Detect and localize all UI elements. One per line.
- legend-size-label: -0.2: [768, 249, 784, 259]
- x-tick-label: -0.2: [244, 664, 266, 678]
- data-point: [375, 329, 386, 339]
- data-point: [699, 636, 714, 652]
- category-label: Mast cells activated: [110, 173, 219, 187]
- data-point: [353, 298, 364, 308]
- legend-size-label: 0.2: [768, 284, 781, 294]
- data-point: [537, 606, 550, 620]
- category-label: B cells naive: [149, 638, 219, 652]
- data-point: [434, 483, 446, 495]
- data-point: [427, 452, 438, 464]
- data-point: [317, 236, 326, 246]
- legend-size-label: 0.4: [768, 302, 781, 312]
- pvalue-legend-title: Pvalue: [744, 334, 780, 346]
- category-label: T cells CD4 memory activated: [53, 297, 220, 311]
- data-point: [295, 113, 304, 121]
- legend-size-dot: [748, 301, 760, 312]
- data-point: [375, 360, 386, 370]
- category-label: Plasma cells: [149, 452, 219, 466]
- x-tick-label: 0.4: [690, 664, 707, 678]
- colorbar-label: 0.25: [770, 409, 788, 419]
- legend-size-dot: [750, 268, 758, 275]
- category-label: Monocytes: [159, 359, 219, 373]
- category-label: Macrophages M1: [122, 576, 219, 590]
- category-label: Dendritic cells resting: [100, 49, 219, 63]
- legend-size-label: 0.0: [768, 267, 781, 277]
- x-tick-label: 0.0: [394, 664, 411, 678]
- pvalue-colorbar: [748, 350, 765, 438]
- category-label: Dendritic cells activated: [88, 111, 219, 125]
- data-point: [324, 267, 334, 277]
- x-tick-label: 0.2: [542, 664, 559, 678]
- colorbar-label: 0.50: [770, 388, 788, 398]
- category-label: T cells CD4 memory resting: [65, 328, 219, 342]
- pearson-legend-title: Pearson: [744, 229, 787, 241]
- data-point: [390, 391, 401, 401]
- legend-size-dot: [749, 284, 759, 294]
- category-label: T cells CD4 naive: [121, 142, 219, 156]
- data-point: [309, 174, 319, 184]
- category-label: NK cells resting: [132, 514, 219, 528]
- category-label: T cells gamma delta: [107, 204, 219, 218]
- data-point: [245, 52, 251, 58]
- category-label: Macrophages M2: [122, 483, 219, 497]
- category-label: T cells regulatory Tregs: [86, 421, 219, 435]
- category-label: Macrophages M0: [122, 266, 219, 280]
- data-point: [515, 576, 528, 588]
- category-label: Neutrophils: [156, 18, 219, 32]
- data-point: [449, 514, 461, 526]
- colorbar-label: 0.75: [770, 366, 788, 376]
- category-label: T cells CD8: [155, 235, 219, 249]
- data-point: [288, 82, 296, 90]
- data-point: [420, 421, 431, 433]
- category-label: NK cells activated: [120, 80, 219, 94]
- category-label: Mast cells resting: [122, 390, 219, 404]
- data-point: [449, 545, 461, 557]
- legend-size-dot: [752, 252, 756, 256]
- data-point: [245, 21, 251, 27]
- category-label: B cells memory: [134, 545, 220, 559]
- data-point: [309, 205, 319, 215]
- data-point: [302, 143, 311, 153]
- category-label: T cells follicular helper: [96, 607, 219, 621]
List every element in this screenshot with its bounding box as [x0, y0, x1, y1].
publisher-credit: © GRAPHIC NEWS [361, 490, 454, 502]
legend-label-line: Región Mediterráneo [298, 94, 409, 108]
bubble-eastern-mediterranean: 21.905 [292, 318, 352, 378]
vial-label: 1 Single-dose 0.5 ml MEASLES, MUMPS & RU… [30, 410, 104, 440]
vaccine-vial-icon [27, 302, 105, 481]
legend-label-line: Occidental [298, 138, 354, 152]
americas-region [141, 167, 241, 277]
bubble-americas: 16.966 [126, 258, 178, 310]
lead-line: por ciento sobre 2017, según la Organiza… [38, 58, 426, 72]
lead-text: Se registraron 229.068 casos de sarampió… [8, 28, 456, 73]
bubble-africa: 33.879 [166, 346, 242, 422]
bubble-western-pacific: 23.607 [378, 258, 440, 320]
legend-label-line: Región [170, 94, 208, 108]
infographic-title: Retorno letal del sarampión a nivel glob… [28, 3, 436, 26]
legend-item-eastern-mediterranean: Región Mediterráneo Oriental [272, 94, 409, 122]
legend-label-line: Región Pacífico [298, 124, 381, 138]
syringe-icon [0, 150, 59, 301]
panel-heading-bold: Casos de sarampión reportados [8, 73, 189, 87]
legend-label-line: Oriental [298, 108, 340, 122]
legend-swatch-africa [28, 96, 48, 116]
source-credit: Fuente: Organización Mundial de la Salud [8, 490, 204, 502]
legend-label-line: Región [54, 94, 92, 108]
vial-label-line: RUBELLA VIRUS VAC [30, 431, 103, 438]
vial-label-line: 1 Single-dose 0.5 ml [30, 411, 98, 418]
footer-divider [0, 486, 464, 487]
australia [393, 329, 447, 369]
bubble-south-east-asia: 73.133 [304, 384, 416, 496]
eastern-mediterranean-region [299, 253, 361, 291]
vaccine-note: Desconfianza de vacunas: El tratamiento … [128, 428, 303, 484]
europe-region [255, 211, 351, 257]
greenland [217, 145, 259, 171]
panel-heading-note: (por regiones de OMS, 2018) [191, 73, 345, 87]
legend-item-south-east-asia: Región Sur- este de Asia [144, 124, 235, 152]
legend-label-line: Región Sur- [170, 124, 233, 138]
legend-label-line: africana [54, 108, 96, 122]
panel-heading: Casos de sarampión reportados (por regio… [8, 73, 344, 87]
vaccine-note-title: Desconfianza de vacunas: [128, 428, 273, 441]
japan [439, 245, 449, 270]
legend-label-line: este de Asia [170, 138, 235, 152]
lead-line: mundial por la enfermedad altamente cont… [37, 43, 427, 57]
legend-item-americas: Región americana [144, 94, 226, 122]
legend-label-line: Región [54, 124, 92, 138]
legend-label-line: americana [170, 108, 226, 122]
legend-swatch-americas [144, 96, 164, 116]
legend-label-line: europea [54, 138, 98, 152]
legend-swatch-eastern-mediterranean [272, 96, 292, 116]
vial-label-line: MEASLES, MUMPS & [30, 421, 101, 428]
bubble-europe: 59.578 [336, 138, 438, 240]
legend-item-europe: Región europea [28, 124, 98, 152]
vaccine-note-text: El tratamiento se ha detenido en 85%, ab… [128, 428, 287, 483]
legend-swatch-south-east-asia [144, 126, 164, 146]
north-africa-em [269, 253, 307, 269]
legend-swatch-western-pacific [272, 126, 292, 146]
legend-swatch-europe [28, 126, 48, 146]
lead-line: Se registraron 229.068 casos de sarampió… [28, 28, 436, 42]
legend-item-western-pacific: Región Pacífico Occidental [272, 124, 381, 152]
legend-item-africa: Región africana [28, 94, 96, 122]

## TASK OBJECTIVE:
Only the lines that contain the string "activated" are to be copied from the records.

## SOLVED EXERCISE:
- category-label: Mast cells activated: [110, 173, 219, 187]
- category-label: T cells CD4 memory activated: [53, 297, 220, 311]
- category-label: Dendritic cells activated: [88, 111, 219, 125]
- category-label: NK cells activated: [120, 80, 219, 94]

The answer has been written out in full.